* Begin Exercise inputs *

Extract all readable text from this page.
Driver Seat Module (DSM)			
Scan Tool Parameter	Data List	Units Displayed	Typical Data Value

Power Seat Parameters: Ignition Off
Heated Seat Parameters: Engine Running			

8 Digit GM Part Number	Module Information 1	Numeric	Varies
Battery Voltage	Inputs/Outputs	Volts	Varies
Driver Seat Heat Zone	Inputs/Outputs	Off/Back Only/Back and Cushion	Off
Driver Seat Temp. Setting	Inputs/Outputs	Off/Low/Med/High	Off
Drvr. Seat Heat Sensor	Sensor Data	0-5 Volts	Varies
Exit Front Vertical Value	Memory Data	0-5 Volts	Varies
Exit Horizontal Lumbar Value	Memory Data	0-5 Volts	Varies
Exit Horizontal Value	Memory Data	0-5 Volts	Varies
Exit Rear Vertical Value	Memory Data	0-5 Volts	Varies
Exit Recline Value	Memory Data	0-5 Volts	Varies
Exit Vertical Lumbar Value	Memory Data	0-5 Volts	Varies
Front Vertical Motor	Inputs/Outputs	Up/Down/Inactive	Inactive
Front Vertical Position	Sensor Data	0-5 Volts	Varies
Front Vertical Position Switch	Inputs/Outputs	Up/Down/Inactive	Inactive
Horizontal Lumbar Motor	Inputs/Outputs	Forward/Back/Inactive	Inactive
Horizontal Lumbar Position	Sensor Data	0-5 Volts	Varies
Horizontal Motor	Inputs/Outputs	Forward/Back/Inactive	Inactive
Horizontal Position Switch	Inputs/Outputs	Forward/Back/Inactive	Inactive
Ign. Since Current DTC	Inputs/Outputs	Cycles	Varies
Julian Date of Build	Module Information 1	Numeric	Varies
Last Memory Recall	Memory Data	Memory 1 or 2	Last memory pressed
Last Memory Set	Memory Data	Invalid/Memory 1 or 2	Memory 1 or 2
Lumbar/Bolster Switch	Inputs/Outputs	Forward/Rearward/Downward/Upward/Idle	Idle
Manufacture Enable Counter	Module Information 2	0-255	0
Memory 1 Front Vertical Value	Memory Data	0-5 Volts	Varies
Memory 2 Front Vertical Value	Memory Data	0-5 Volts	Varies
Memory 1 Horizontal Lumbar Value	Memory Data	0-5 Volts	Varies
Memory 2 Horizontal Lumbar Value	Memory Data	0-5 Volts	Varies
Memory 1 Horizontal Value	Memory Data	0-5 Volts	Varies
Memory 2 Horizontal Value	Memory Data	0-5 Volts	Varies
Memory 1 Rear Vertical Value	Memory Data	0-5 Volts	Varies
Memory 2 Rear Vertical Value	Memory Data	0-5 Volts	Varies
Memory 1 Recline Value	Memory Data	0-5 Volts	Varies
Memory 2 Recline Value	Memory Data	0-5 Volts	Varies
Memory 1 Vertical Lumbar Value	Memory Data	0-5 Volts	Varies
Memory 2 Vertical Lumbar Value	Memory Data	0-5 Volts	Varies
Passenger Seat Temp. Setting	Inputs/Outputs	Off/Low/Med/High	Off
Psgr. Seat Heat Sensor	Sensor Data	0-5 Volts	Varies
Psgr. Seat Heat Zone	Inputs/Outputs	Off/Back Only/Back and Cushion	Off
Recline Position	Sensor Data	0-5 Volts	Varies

* End Exercise inputs *

Short exercise: Check each line above for the string "Exit" and show the ones that have it.

Task answer:
Exit Front Vertical Value	Memory Data	0-5 Volts	Varies
Exit Horizontal Lumbar Value	Memory Data	0-5 Volts	Varies
Exit Horizontal Value	Memory Data	0-5 Volts	Varies
Exit Rear Vertical Value	Memory Data	0-5 Volts	Varies
Exit Recline Value	Memory Data	0-5 Volts	Varies
Exit Vertical Lumbar Value	Memory Data	0-5 Volts	Varies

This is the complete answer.